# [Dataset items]

BEGIN

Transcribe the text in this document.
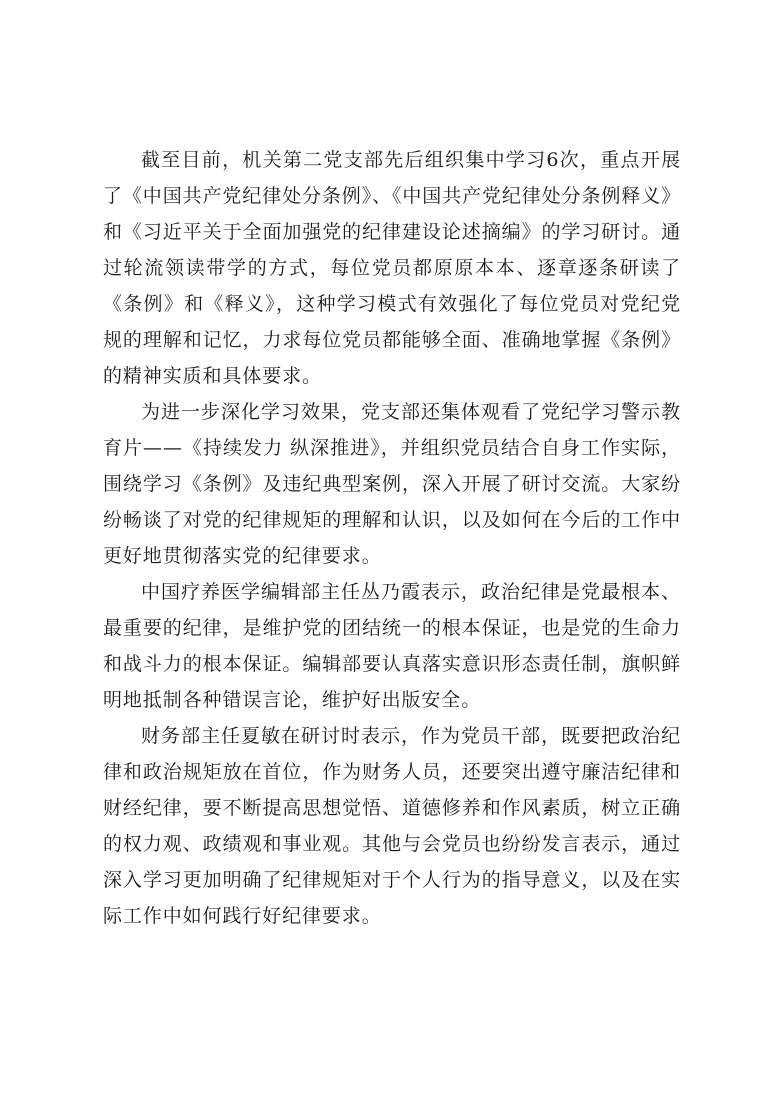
截至目前，机关第二党支部先后组织集中学习6次，重点开展了《中国共产党纪律处分条例》、《中国共产党纪律处分条例释义》和《习近平关于全面加强党的纪律建设论述摘编》的学习研讨。通过轮流领读带学的方式，每位党员都原原本本、逐章逐条研读了《条例》和《释义》，这种学习模式有效强化了每位党员对党纪党规的理解和记忆，力求每位党员都能够全面、准确地掌握《条例》的精神实质和具体要求。

为进一步深化学习效果，党支部还集体观看了党纪学习警示教育片——《持续发力 纵深推进》，并组织党员结合自身工作实际，围绕学习《条例》及违纪典型案例，深入开展了研讨交流。大家纷纷畅谈了对党的纪律规矩的理解和认识，以及如何在今后的工作中更好地贯彻落实党的纪律要求。

中国疗养医学编辑部主任丛乃霞表示，政治纪律是党最根本、最重要的纪律，是维护党的团结统一的根本保证，也是党的生命力和战斗力的根本保证。编辑部要认真落实意识形态责任制，旗帜鲜明地抵制各种错误言论，维护好出版安全。

财务部主任夏敏在研讨时表示，作为党员干部，既要把政治纪律和政治规矩放在首位，作为财务人员，还要突出遵守廉洁纪律和财经纪律，要不断提高思想觉悟、道德修养和作风素质，树立正确的权力观、政绩观和事业观。其他与会党员也纷纷发言表示，通过深入学习更加明确了纪律规矩对于个人行为的指导意义，以及在实际工作中如何践行好纪律要求。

END

# [Set exercise]
Pictures are excluded; repeat every record exactly.

# [Task solution]
Transcribe the text in this document.
截至目前，机关第二党支部先后组织集中学习6次，重点开展了《中国共产党纪律处分条例》、《中国共产党纪律处分条例释义》和《习近平关于全面加强党的纪律建设论述摘编》的学习研讨。通过轮流领读带学的方式，每位党员都原原本本、逐章逐条研读了《条例》和《释义》，这种学习模式有效强化了每位党员对党纪党规的理解和记忆，力求每位党员都能够全面、准确地掌握《条例》的精神实质和具体要求。

为进一步深化学习效果，党支部还集体观看了党纪学习警示教育片——《持续发力 纵深推进》，并组织党员结合自身工作实际，围绕学习《条例》及违纪典型案例，深入开展了研讨交流。大家纷纷畅谈了对党的纪律规矩的理解和认识，以及如何在今后的工作中更好地贯彻落实党的纪律要求。

中国疗养医学编辑部主任丛乃霞表示，政治纪律是党最根本、最重要的纪律，是维护党的团结统一的根本保证，也是党的生命力和战斗力的根本保证。编辑部要认真落实意识形态责任制，旗帜鲜明地抵制各种错误言论，维护好出版安全。

财务部主任夏敏在研讨时表示，作为党员干部，既要把政治纪律和政治规矩放在首位，作为财务人员，还要突出遵守廉洁纪律和财经纪律，要不断提高思想觉悟、道德修养和作风素质，树立正确的权力观、政绩观和事业观。其他与会党员也纷纷发言表示，通过深入学习更加明确了纪律规矩对于个人行为的指导意义，以及在实际工作中如何践行好纪律要求。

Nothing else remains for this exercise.